Written instruction: Where a line of the listing below includes the word "DEVONSHIRE", reproduce that line.

-- -- --

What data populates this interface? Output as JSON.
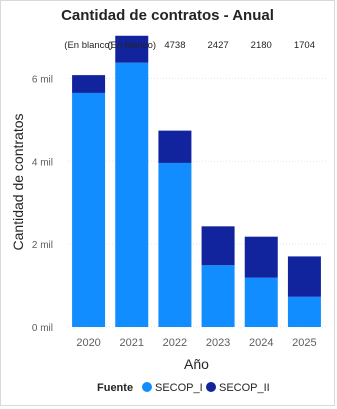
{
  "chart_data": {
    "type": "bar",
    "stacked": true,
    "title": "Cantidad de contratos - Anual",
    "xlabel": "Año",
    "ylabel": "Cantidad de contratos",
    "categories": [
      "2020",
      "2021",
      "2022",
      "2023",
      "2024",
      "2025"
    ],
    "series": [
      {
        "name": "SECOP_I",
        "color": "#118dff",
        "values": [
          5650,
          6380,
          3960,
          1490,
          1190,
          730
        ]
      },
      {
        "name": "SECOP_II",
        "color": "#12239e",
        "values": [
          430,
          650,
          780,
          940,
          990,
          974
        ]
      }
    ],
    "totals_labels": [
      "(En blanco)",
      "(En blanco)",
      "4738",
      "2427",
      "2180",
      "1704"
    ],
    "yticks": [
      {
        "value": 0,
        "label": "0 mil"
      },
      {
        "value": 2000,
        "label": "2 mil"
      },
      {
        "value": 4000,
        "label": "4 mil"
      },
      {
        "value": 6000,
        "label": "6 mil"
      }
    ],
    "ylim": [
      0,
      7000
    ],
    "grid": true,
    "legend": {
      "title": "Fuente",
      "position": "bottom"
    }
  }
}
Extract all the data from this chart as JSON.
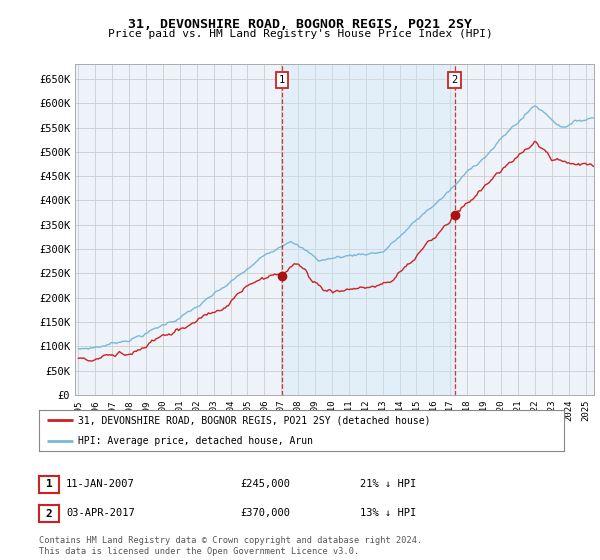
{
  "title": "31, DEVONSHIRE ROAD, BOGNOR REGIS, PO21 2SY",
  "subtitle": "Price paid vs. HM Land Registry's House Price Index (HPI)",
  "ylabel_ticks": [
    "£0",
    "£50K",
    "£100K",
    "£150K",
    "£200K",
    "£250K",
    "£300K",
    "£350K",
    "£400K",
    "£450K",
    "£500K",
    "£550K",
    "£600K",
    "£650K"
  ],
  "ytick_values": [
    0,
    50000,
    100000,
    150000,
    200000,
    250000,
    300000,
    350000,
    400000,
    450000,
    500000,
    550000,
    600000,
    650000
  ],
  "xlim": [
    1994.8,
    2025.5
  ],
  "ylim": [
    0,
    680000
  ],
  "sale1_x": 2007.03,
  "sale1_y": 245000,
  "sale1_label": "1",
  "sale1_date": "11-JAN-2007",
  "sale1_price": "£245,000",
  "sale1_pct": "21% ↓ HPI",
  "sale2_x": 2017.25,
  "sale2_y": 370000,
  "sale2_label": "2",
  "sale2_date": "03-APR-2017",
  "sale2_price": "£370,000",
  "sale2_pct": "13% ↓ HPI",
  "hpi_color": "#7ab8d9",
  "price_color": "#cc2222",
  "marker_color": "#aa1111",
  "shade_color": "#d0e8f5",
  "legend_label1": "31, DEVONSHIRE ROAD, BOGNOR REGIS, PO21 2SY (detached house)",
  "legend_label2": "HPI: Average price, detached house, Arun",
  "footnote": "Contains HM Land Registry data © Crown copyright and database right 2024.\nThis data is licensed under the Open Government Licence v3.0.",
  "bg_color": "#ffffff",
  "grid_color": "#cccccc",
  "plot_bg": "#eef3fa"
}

-- -- --

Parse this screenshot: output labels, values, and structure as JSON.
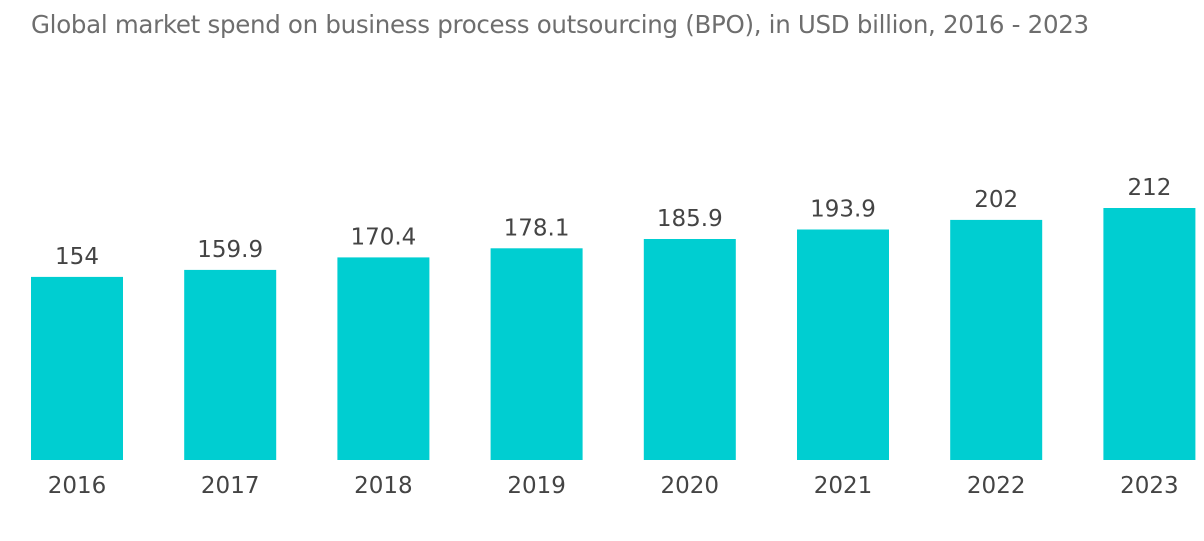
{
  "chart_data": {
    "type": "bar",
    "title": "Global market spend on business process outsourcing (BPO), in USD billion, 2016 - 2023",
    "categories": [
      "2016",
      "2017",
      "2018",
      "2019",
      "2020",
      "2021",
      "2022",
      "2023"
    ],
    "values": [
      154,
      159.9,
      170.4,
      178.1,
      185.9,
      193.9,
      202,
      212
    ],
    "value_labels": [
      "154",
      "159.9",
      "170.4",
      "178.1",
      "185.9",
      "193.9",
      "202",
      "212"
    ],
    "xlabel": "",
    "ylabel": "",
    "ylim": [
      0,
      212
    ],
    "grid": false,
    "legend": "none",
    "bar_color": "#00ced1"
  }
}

-- -- --

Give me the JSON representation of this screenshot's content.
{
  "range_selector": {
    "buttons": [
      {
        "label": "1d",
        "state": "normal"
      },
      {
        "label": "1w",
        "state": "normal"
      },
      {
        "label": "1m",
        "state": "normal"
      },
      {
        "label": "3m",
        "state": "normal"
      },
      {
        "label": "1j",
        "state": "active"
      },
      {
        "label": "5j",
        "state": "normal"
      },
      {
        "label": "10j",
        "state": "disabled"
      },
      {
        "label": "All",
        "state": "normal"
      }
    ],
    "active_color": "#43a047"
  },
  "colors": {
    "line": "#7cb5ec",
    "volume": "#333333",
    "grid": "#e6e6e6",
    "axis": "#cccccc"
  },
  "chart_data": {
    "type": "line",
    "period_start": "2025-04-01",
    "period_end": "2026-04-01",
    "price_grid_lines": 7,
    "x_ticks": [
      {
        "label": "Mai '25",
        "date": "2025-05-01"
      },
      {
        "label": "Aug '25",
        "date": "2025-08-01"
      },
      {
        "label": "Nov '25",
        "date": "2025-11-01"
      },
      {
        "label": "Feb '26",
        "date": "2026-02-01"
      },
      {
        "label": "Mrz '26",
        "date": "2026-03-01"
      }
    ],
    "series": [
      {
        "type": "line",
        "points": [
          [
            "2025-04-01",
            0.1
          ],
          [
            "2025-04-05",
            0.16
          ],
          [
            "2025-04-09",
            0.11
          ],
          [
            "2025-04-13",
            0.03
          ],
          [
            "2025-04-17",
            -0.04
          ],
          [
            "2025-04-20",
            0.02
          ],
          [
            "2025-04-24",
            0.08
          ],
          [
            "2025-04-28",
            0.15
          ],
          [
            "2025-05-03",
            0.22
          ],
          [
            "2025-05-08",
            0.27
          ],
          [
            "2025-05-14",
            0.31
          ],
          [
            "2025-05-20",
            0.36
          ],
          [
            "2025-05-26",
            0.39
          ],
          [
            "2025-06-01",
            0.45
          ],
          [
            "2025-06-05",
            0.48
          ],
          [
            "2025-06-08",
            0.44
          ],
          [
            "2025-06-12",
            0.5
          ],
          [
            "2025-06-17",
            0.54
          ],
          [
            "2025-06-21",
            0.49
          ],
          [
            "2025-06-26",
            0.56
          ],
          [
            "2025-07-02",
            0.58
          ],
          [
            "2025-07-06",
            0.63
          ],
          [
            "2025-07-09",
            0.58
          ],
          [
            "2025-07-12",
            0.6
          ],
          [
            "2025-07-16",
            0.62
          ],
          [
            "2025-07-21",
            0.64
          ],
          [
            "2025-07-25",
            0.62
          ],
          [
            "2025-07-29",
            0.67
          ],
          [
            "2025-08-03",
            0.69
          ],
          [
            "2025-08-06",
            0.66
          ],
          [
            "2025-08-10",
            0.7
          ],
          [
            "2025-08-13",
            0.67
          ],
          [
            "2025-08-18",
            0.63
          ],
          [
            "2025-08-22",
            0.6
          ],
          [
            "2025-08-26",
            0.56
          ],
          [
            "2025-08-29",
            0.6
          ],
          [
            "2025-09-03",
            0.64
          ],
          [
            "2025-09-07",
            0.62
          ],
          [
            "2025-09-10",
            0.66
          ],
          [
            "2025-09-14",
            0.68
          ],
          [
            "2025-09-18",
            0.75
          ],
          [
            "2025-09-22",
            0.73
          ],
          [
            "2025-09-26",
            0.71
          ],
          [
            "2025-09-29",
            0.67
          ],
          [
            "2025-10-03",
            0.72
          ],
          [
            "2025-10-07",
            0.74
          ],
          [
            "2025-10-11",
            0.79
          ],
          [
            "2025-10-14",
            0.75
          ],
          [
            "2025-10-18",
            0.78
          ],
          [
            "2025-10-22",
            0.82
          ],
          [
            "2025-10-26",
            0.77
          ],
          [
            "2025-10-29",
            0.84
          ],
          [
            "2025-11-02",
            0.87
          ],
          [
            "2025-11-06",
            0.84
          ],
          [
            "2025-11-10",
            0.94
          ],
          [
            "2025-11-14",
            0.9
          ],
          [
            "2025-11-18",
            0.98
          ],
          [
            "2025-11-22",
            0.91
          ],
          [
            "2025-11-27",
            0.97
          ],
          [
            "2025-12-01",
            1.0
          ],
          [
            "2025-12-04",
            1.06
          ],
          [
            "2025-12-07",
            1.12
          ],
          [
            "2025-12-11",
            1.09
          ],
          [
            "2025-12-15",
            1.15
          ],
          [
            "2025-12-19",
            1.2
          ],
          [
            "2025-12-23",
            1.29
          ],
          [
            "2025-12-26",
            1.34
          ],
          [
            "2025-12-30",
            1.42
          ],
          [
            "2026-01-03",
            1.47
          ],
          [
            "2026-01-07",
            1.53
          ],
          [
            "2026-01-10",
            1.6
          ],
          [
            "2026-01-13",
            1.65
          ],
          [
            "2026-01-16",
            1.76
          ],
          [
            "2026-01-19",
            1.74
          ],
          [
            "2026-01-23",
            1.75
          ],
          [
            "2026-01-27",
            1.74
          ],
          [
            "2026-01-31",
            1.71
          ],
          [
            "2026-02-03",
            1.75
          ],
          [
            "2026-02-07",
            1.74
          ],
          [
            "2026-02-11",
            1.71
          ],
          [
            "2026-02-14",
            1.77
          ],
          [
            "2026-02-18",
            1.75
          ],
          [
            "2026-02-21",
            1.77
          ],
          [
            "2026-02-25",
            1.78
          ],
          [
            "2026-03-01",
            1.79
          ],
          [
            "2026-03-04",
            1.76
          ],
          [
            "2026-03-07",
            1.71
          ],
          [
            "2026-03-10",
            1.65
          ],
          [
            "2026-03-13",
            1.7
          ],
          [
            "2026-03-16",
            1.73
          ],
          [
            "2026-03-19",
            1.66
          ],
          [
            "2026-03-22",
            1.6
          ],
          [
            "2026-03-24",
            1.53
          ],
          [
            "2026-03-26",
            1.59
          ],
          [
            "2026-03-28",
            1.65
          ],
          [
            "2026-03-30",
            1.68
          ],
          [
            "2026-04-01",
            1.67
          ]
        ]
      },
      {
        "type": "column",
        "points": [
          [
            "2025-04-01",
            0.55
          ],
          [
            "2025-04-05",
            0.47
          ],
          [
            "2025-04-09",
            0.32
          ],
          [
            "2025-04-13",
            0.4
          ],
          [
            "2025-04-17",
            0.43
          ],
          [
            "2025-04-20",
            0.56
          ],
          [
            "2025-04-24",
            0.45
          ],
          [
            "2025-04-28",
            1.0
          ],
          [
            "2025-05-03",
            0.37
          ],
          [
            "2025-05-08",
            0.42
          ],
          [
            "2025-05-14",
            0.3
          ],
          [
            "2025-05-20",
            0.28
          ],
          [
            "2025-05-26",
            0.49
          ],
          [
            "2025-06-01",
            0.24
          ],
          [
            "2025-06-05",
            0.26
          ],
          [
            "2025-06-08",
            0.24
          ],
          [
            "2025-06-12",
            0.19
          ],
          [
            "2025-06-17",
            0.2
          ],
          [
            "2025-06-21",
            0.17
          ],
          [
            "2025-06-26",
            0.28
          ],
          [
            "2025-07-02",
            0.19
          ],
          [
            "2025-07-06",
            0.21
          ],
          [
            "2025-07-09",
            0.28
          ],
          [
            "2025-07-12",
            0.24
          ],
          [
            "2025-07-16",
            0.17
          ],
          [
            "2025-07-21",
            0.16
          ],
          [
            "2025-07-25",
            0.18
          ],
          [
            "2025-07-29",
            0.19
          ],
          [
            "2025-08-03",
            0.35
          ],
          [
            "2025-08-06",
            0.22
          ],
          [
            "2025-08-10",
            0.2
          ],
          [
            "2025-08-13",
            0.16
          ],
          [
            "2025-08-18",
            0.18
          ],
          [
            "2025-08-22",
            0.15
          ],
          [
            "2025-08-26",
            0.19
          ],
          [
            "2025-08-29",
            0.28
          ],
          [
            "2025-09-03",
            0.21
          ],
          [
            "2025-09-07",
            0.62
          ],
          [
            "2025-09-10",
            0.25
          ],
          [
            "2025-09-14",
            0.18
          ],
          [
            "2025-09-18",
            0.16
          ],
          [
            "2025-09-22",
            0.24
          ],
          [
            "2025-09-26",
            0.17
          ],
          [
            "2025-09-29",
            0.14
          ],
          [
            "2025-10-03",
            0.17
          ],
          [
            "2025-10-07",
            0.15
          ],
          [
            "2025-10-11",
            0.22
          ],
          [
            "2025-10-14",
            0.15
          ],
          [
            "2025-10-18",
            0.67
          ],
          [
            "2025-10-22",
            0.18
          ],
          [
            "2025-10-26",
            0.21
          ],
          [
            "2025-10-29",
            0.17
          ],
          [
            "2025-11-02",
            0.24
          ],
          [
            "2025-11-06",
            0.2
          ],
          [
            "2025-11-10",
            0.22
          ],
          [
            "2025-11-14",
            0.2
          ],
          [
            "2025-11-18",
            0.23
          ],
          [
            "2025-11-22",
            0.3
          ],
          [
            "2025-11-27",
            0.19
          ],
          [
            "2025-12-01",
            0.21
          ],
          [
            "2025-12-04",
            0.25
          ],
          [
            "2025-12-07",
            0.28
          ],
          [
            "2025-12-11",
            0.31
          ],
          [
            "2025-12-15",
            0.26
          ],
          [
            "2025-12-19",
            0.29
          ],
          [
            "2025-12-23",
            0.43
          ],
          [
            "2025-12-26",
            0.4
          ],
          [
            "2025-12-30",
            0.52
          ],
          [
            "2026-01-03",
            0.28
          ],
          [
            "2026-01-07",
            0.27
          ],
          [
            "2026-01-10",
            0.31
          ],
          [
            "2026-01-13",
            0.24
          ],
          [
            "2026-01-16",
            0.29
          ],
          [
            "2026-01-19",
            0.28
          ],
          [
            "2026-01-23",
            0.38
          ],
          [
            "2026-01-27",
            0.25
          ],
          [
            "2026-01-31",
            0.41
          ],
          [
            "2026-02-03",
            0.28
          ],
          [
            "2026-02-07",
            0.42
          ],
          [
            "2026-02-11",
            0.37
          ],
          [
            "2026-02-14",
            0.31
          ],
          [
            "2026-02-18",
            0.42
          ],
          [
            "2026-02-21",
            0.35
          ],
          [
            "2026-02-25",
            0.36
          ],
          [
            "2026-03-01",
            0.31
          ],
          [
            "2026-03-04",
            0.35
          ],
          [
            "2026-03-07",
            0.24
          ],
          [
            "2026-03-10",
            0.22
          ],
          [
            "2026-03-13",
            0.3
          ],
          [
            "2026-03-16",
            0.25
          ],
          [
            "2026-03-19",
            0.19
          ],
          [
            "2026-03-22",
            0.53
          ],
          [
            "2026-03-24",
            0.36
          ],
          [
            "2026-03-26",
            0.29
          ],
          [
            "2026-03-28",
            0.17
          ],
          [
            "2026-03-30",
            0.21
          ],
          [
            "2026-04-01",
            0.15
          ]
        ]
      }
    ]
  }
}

-- -- --

Result:
  "title": "31, DEVONSHIRE ROAD, BOGNOR REGIS, PO21 2SY",
  "legend_label1": "31, DEVONSHIRE ROAD, BOGNOR REGIS, PO21 2SY (detached house)",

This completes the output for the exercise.